━━━━━ Reading text

Now that we’ve explored how L2s work and what they are, let’s explore a few:

Polygon: The Most Popular Layer 2?

Polygon (previously known as the Matic Network) is one of the most popular Layer 2 solutions. 

It's a multi-chain scaling solution for Ethereum that provides faster, low-cost transactions. Polygon is compatible with Ethereum's network and tools, which means that it's an easy transition for users and developers.

Polygon is not only one of the most well-known, but also one of the most well-funded Ethereum layer 2 solutions. Their capital has enabled the team to: 

• Launch Polygon Studios, an initiative that focuses on accelerating the growth of web3 gaming, metaverse and NFT projects. 
• Acquire scaling protocol Mir for $400 million and relaunch it as zkEVM.

Optimism: Ethereum at Warp Speed

Optimism is a Layer 2 scaling solution that uses a technology called Optimistic Rollups. It essentially provides instant transaction confirmations, gas fees of fractions of a penny and enables developers to deploy their DApps seamlessly. 

Many dApps use Optimism as their preferred L2, including the popular web3 publishing platform Mirror. The team behind Optimism also recently released a set of open-source components called Bedrock, which lowered fees, sped up transactions and made it easier for developers to build Ethereum-compatible dApps on Optimism.

Optimism is also highly modular, which has attracted various high-profile builders to build using its open source OP stack. Coinbase’s Base is built using Optimism, as is Worldcoin. 

While those were created by big players, web3 native organizations have also created their own chains using Optimism:

Zora Network

Zora is an NFT protocol founded by Jacob Horne which is immensely popular with independent artists and creative collectives like Friends With Benefits. 

Zora recently launched their own layer 2 solution to enable more artists and creatives to turn their artwork into NFTs at lower costs. 

Arbitrum One

Arbitrum One, developed by Offchain Labs, also uses Optimistic Rollups to scale Ethereum. It allows for the execution of smart contracts at a much lower cost and with faster transaction times, providing a smoother experience for users.

The technology behind Arbitrum is similar to that behind Optimism, but the ecosystem it has attracted differs. Arbitrum is perhaps most famous for its recent $ARB airdrop and for housing the web3 gaming ecosystem treasure. 

zkSync

zkSync is a Layer 2 scaling solution that uses a technology known as Zero-Knowledge Rollups. It involves complex 'zero-knowledge' cryptography which allows for all transaction validation to be done without the validator needing to know all the transaction details, providing both scalability and privacy.

The technology behind zkSync is different from that behind optimistic rollups like Arbitrum and Optimism. One person who’s especially excited about zero knowledge rollups is Vitalik Buterin, which bodes well for the budding technology.

Layer 2 NFTs: The Next Evolution?

During the 2021 PFP NFT craze, gas fees often skyrocketed, especially during high-profile launches. The incredible demand dove prices up and made traders happy, but also made NFTs inaccessible to many. 

Layer 2 NFTs only cost a few pennies to mint or trade, which makes them perfect for utility-based NFTs: ZED Run’s horse-racing game runs on Polygon, the gaming ecosystem Treasure is build on Arbitrum.

━━━━━━━━━━
━━━━━ Records provided

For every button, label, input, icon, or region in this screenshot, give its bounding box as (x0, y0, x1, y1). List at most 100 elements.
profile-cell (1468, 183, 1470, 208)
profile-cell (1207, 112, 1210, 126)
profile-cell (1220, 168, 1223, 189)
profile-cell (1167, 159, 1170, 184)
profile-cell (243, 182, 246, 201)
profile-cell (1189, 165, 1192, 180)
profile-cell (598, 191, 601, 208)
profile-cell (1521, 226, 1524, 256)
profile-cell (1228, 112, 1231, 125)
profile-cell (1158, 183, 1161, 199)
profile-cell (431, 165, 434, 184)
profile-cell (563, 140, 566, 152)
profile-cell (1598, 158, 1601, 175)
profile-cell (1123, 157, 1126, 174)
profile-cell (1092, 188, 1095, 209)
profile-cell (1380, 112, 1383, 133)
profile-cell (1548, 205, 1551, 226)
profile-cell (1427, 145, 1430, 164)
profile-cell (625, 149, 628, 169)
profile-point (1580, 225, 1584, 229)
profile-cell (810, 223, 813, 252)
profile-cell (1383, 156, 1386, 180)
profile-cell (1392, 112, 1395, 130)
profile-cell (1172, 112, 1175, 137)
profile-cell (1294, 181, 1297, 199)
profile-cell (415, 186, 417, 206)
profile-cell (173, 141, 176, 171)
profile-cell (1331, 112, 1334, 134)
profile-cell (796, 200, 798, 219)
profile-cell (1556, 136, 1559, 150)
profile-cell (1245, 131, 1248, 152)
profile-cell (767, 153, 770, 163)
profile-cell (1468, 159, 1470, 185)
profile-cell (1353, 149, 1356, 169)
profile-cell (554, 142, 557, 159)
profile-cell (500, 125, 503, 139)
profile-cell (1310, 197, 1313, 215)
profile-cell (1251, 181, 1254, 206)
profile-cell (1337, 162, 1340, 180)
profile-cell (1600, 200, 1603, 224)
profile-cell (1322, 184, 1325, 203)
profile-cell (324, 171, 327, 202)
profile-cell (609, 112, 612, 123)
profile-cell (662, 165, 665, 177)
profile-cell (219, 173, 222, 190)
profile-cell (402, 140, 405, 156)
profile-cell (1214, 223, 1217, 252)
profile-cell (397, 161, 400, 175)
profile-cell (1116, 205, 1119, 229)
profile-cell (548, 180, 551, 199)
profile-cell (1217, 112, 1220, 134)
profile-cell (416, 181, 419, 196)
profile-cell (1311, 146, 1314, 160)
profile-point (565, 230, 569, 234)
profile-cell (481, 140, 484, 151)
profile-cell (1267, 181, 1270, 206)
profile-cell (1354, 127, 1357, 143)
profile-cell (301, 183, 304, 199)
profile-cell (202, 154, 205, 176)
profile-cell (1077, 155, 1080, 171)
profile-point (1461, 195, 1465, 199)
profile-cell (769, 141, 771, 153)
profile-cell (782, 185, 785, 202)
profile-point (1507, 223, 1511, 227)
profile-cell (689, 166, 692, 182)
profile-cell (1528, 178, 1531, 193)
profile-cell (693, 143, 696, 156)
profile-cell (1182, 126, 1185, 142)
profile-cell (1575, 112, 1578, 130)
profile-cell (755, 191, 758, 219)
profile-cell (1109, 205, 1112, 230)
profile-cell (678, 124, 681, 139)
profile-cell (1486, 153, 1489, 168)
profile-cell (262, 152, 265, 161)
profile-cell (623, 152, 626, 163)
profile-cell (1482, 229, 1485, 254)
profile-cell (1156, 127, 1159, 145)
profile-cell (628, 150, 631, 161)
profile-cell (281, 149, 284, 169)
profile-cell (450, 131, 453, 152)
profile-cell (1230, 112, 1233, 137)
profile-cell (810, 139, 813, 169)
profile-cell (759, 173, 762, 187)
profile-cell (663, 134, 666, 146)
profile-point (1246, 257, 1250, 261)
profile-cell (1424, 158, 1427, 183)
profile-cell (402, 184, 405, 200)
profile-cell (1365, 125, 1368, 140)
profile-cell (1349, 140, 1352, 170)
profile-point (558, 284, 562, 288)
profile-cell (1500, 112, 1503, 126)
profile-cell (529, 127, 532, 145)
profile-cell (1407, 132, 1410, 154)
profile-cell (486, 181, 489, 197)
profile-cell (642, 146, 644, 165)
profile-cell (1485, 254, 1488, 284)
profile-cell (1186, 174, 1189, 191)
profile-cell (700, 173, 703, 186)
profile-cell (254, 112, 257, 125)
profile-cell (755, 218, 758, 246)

━━━━━━━━━━

> [The tasks]
1 – Copy the rows word for word, from the first line of the rows through the line that contains "profile-cell (1123, 157, 1126, 174)", including both of those lines.
2 – Continue the piece on Ethereum Layer 2 solutions from its last sentence.

> [Answers for this exercise]
1 –
For every button, label, input, icon, or region in this screenshot, give its bounding box as (x0, y0, x1, y1). List at most 100 elements.
profile-cell (1468, 183, 1470, 208)
profile-cell (1207, 112, 1210, 126)
profile-cell (1220, 168, 1223, 189)
profile-cell (1167, 159, 1170, 184)
profile-cell (243, 182, 246, 201)
profile-cell (1189, 165, 1192, 180)
profile-cell (598, 191, 601, 208)
profile-cell (1521, 226, 1524, 256)
profile-cell (1228, 112, 1231, 125)
profile-cell (1158, 183, 1161, 199)
profile-cell (431, 165, 434, 184)
profile-cell (563, 140, 566, 152)
profile-cell (1598, 158, 1601, 175)
profile-cell (1123, 157, 1126, 174)

2 –
To buy these NFTs, many marketplaces have integrated layer 2 solutions. But there are also layer 2 NFT marketplaces like qx.app, which serves the Optimism ecosystem.

Account Abstraction: Simplifying Layer 2

For all the speed, savings and scalability that layer 2s bring to web3, they are difficult to use: You have to bridge funds in a transaction that can take 20 minutes to settle—and then discover that the dApp you intend to use isn’t supported on the layer 2 you’re on. 

Account abstraction gives wallets the same powers as smart contracts, which could improve Ethereum layer 2 UX in a few ways:

• Simplify transactions: Because smart contract wallets can process transactions in the background, you could soon interact with smart contracts on layer 2 with a single click. While your wallet would still change networks, bridge the funds and then complete the transaction, it will happen in the background after you click “approve”. 
• Pay gas in any token: While gas fees are usually cheap on layer 2, they’re not zero. Transacting on L2 can require you to have two tokens, adding extra friction to the process. Account abstraction lets you pay gas in any token (your wallet converts them on the backend), eliminating the need to deposit even more onto layer 2 networks.

Bonus: How Ethereum Layer 2s Work

At this point, you know why we need layer 2s, how to use them and have explored a few. While we don’t want to get overly technical in this article, we know some readers are interested in the background of the technology of EVM layer 2s.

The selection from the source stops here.